*Task details*
What lines of the data hold the string "JSON"? Pull each one out.

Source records
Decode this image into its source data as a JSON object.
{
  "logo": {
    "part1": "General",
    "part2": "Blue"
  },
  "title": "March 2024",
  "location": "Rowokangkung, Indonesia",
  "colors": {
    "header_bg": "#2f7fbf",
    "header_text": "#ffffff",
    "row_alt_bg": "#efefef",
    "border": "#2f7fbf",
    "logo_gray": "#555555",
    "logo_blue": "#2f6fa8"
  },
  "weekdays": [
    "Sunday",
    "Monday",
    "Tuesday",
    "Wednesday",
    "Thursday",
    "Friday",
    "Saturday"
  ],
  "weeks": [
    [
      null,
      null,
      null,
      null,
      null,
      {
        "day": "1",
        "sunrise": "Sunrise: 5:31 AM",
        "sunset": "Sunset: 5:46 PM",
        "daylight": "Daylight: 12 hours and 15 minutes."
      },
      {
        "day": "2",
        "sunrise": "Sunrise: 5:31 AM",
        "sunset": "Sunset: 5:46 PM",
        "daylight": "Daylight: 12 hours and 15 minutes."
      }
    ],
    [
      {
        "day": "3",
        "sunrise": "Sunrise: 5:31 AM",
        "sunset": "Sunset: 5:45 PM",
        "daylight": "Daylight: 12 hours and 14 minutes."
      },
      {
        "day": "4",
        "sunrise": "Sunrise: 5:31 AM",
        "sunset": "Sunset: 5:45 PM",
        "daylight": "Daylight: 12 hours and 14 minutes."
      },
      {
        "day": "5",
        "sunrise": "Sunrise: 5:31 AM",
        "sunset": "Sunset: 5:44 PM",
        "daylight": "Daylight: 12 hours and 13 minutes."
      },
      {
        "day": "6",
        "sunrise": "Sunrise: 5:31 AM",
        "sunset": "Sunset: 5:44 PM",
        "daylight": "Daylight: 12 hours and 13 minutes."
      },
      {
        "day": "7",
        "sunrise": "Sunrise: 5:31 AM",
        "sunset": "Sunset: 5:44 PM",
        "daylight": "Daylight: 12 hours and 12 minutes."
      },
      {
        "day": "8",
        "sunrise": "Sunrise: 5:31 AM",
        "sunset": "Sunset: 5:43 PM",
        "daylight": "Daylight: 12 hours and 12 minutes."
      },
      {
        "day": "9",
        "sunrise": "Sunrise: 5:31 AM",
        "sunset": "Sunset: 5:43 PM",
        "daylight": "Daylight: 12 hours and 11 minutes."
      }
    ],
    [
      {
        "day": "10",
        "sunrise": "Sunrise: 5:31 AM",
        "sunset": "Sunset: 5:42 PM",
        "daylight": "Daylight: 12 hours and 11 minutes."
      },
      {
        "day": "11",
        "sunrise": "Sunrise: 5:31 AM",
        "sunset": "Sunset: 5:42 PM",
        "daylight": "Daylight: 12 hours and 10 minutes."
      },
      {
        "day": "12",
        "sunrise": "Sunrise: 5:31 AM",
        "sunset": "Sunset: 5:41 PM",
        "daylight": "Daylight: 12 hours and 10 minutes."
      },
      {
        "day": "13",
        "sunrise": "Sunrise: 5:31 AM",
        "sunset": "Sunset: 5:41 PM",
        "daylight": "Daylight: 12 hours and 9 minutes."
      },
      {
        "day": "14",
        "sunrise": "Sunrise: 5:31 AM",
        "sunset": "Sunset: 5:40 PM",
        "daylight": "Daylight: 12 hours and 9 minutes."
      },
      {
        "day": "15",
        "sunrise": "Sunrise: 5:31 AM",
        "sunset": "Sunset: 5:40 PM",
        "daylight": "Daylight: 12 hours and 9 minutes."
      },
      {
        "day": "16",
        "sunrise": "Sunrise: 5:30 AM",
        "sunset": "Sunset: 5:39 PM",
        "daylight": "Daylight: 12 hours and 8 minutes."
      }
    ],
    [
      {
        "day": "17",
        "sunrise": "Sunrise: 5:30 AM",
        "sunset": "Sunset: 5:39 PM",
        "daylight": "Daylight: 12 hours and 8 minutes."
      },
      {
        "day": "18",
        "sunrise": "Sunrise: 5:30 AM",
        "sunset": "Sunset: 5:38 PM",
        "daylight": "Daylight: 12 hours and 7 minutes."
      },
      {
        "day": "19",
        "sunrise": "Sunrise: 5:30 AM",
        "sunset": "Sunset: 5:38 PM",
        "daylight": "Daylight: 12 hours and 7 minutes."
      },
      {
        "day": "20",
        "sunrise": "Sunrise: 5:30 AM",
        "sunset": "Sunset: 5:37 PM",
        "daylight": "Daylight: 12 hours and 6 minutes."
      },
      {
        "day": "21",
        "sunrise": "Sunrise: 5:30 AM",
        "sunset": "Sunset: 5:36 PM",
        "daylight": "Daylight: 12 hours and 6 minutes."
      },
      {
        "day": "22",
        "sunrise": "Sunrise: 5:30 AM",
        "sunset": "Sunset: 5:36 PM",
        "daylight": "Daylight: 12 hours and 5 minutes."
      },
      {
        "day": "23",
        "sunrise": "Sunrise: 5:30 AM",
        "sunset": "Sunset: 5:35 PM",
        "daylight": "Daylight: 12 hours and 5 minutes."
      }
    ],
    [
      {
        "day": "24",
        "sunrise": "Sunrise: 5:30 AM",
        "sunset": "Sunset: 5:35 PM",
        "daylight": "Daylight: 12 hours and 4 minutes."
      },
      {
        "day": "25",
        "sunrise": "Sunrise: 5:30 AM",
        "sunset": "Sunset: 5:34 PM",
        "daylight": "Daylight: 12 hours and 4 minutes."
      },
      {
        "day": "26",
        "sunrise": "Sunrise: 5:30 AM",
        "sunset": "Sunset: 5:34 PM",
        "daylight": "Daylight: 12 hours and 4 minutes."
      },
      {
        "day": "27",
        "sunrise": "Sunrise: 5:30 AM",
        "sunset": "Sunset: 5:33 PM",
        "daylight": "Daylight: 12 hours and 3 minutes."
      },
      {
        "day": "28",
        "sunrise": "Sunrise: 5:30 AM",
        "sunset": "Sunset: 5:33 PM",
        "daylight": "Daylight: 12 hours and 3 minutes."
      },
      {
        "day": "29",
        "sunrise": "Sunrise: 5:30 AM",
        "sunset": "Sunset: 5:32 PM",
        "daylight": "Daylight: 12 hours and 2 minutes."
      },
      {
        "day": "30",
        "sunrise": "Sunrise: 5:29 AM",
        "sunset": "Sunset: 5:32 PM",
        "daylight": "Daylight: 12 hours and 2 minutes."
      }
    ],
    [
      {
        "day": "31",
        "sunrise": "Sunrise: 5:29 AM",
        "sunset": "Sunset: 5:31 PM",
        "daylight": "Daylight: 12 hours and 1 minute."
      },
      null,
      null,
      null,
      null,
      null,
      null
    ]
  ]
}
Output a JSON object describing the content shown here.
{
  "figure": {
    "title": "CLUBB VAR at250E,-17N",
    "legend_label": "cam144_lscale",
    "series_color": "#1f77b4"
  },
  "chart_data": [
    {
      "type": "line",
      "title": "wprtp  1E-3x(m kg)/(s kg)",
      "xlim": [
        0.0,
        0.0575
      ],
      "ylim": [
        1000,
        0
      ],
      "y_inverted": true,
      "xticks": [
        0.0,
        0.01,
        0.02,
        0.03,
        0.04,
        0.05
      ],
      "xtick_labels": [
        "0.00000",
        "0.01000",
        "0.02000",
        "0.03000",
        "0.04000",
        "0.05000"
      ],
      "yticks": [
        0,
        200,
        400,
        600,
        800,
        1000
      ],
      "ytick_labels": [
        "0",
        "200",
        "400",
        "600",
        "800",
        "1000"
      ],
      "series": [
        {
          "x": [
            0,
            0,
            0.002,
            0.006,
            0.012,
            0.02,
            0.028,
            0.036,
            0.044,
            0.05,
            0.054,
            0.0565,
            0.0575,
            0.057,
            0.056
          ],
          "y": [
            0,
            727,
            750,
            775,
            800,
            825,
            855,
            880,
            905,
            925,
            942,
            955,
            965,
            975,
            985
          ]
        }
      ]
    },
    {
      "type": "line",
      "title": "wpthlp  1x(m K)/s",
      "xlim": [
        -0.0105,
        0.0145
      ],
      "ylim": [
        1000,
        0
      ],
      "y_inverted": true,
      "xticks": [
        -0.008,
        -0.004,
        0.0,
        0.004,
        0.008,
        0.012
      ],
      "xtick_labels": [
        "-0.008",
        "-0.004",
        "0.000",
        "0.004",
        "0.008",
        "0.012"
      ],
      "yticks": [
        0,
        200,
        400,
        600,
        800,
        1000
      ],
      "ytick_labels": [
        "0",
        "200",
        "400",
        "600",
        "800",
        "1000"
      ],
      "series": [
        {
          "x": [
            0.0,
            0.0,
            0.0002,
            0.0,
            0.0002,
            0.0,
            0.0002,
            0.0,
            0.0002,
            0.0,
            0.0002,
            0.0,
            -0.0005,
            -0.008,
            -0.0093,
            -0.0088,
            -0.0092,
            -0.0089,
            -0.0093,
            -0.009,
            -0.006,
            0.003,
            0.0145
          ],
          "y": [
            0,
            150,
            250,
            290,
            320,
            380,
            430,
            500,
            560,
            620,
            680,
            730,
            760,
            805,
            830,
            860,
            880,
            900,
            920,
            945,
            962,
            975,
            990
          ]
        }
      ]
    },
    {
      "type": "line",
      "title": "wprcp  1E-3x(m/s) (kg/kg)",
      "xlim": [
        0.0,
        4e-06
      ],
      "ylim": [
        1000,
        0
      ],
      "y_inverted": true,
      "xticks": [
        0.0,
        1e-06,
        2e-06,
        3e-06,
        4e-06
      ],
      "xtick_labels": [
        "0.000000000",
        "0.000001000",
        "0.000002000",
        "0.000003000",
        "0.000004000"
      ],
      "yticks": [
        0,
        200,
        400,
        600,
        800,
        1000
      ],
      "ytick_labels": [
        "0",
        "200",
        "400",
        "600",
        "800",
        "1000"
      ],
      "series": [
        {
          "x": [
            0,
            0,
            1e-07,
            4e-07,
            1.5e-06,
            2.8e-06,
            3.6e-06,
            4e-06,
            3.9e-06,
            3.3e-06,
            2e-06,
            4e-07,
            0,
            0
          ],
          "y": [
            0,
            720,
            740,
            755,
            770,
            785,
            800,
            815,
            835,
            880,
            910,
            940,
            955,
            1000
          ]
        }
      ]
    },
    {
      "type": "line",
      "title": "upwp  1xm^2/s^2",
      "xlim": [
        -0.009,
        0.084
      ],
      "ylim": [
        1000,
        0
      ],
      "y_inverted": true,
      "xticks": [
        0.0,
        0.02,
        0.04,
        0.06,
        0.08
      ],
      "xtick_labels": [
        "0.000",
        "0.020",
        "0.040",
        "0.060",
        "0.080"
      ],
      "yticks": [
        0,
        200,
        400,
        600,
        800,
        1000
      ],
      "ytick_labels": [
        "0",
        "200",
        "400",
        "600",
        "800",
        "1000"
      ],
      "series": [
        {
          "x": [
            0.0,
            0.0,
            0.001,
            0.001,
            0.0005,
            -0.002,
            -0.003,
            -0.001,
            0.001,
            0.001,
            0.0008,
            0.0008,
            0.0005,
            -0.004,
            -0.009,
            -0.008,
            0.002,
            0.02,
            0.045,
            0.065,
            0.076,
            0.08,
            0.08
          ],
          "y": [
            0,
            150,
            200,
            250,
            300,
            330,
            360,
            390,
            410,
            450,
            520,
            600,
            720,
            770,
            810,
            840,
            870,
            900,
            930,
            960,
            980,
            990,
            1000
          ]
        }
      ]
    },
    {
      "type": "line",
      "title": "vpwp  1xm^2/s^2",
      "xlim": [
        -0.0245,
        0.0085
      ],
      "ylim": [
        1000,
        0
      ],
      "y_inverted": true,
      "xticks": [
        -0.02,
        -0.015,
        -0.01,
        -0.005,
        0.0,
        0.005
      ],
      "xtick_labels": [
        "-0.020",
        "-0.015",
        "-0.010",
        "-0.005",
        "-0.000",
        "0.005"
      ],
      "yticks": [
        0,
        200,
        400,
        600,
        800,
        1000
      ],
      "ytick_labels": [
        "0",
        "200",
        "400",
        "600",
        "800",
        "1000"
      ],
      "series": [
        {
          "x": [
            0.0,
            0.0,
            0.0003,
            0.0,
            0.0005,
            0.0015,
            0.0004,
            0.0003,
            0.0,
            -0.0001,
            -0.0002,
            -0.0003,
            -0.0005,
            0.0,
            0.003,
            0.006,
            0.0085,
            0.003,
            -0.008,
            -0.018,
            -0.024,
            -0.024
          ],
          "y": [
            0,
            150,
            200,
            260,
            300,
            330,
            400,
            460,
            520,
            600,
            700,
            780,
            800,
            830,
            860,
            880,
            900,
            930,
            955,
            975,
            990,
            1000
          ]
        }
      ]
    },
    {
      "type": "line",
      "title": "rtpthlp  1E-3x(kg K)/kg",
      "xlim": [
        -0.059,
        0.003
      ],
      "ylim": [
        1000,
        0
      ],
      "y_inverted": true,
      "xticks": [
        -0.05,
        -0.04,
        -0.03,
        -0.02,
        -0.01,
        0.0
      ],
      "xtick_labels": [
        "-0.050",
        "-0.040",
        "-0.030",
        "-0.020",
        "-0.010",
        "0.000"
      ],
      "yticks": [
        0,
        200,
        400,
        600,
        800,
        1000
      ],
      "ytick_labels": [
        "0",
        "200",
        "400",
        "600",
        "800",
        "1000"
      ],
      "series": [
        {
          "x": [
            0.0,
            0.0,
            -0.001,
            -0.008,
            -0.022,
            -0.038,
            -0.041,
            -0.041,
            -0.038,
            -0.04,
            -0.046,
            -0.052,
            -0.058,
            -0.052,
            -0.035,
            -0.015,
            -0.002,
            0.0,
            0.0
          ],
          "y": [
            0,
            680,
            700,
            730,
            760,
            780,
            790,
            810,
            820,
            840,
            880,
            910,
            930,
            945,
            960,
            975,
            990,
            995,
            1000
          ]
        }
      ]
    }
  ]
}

*Response for this exercise*
Decode this image into its source data as a JSON object.
Output a JSON object describing the content shown here.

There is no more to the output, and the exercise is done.